▶ Exercise requirements
Go through the data below. Pull out every line that has the word "Ihre".

▶ Information provided
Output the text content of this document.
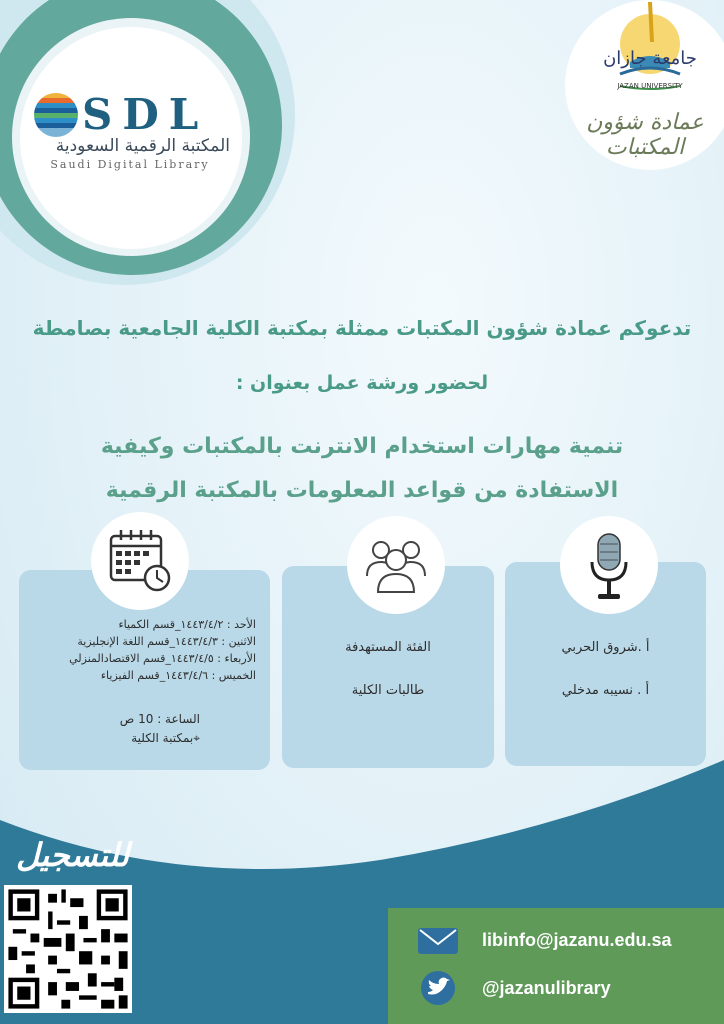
SDL
المكتبة الرقمية السعودية
Saudi Digital Library
جامعة جازان
JAZAN UNIVERSITY
عمادة شؤون المكتبات
تدعوكم عمادة شؤون المكتبات ممثلة بمكتبة الكلية الجامعية بصامطة
لحضور ورشة عمل بعنوان :
تنمية مهارات استخدام الانترنت بالمكتبات وكيفية
الاستفادة من قواعد المعلومات بالمكتبة الرقمية
أ .شروق الحربي
أ . نسيبه مدخلي
الفئة المستهدفة
طالبات الكلية
الأحد : ١٤٤٣/٤/٢_قسم الكمياء
الاثنين : ١٤٤٣/٤/٣_قسم اللغة الإنجليزية
الأربعاء : ١٤٤٣/٤/٥_قسم الاقتصادالمنزلي
الخميس : ١٤٤٣/٤/٦_قسم الفيزياء
الساعة : 10 ص
⌖بمكتبة الكلية
للتسجيل
libinfo@jazanu.edu.sa
@jazanulibrary
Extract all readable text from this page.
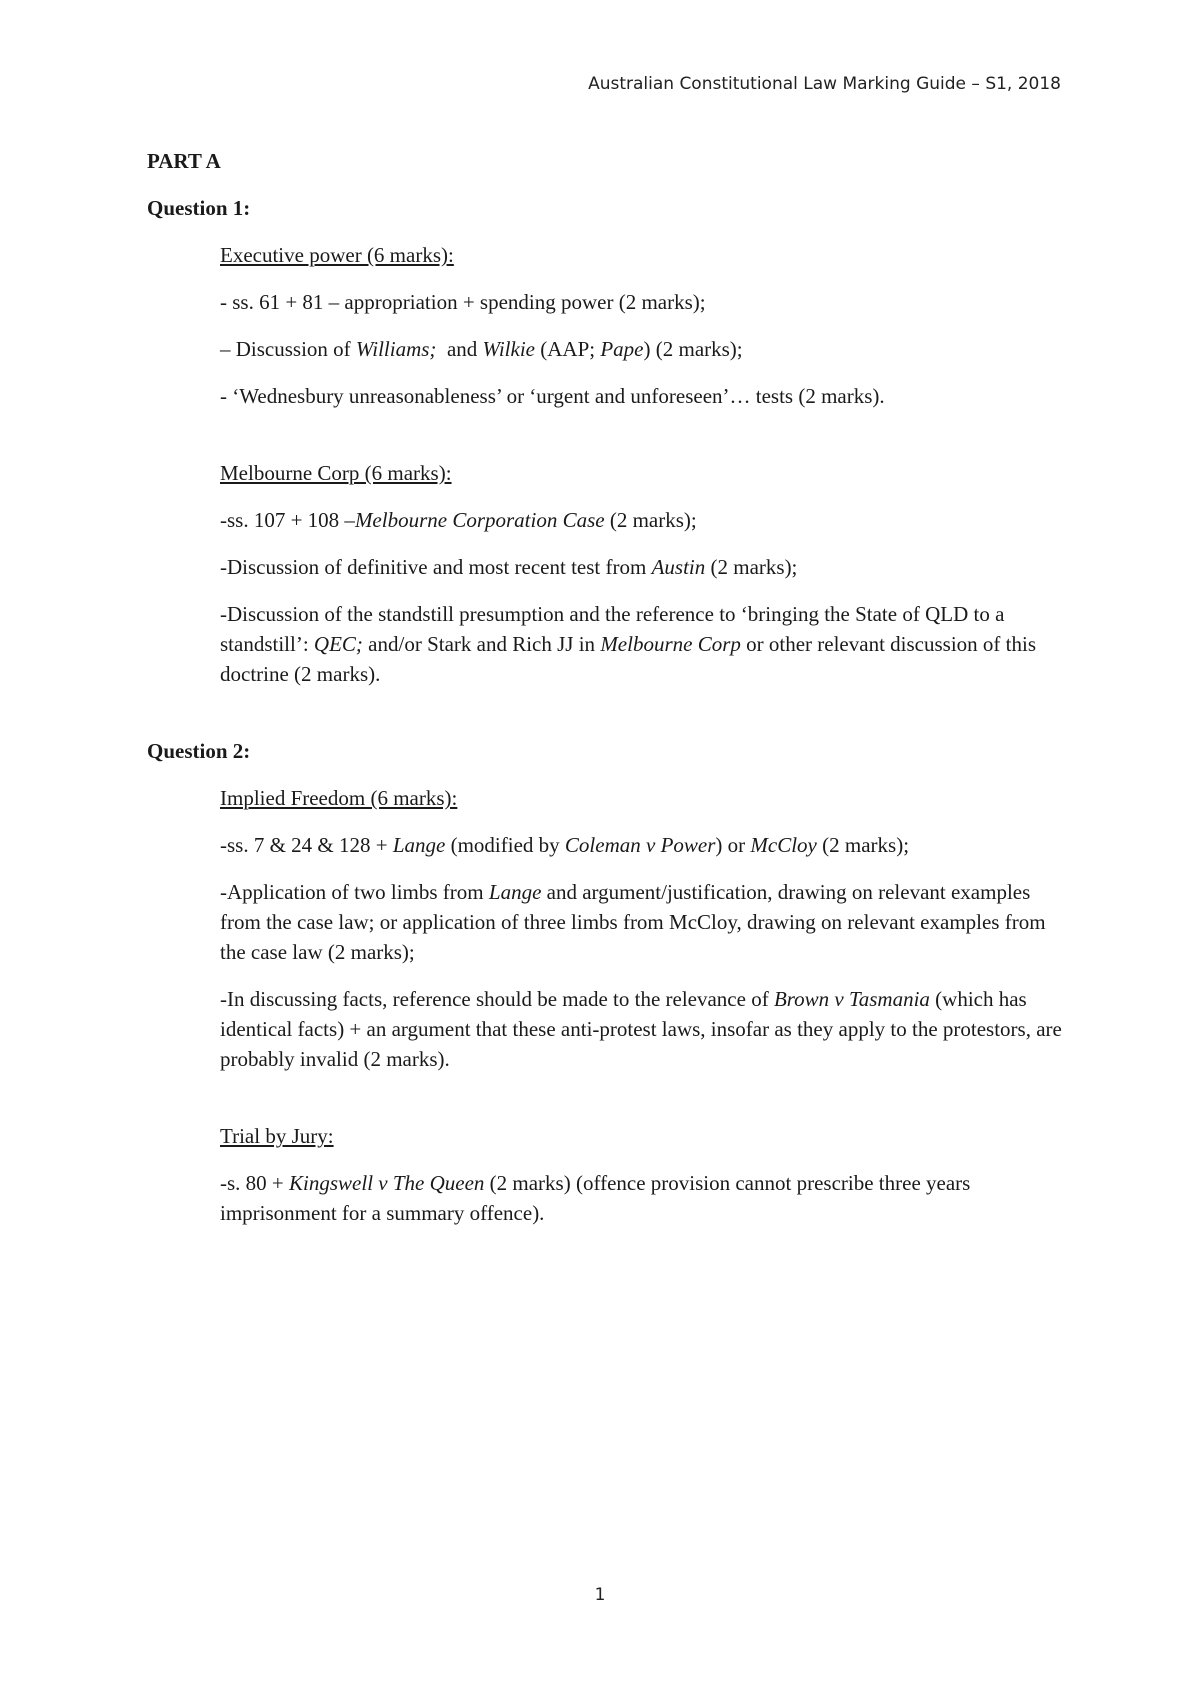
Australian Constitutional Law Marking Guide – S1, 2018
PART A
Question 1:
Executive power (6 marks):
- ss. 61 + 81 – appropriation + spending power (2 marks);
– Discussion of Williams;  and Wilkie (AAP; Pape) (2 marks);
- ‘Wednesbury unreasonableness’ or ‘urgent and unforeseen’… tests (2 marks).
Melbourne Corp (6 marks):
-ss. 107 + 108 –Melbourne Corporation Case (2 marks);
-Discussion of definitive and most recent test from Austin (2 marks);
-Discussion of the standstill presumption and the reference to ‘bringing the State of QLD to a standstill’: QEC; and/or Stark and Rich JJ in Melbourne Corp or other relevant discussion of this doctrine (2 marks).
Question 2:
Implied Freedom (6 marks):
-ss. 7 & 24 & 128 + Lange (modified by Coleman v Power) or McCloy (2 marks);
-Application of two limbs from Lange and argument/justification, drawing on relevant examples from the case law; or application of three limbs from McCloy, drawing on relevant examples from the case law (2 marks);
-In discussing facts, reference should be made to the relevance of Brown v Tasmania (which has identical facts) + an argument that these anti-protest laws, insofar as they apply to the protestors, are probably invalid (2 marks).
Trial by Jury:
-s. 80 + Kingswell v The Queen (2 marks) (offence provision cannot prescribe three years imprisonment for a summary offence).
1
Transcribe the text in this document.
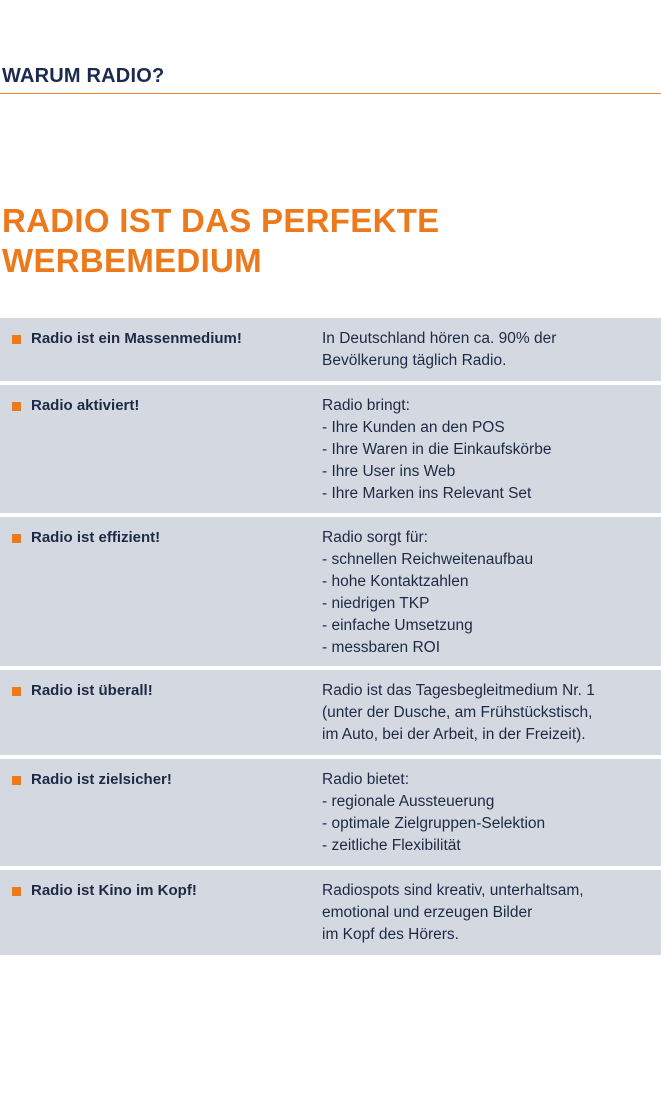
WARUM RADIO?
RADIO IST DAS PERFEKTE
WERBEMEDIUM
Radio ist ein Massenmedium!	In Deutschland hören ca. 90% der
Bevölkerung täglich Radio.
Radio aktiviert!	Radio bringt:
- Ihre Kunden an den POS
- Ihre Waren in die Einkaufskörbe
- Ihre User ins Web
- Ihre Marken ins Relevant Set
Radio ist effizient!	Radio sorgt für:
- schnellen Reichweitenaufbau
- hohe Kontaktzahlen
- niedrigen TKP
- einfache Umsetzung
- messbaren ROI
Radio ist überall!	Radio ist das Tagesbegleitmedium Nr. 1
(unter der Dusche, am Frühstückstisch,
im Auto, bei der Arbeit, in der Freizeit).
Radio ist zielsicher!	Radio bietet:
- regionale Aussteuerung
- optimale Zielgruppen-Selektion
- zeitliche Flexibilität
Radio ist Kino im Kopf!	Radiospots sind kreativ, unterhaltsam,
emotional und erzeugen Bilder
im Kopf des Hörers.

▶ Result of the exercise
- Ihre Kunden an den POS
- Ihre Waren in die Einkaufskörbe
- Ihre User ins Web
- Ihre Marken ins Relevant Set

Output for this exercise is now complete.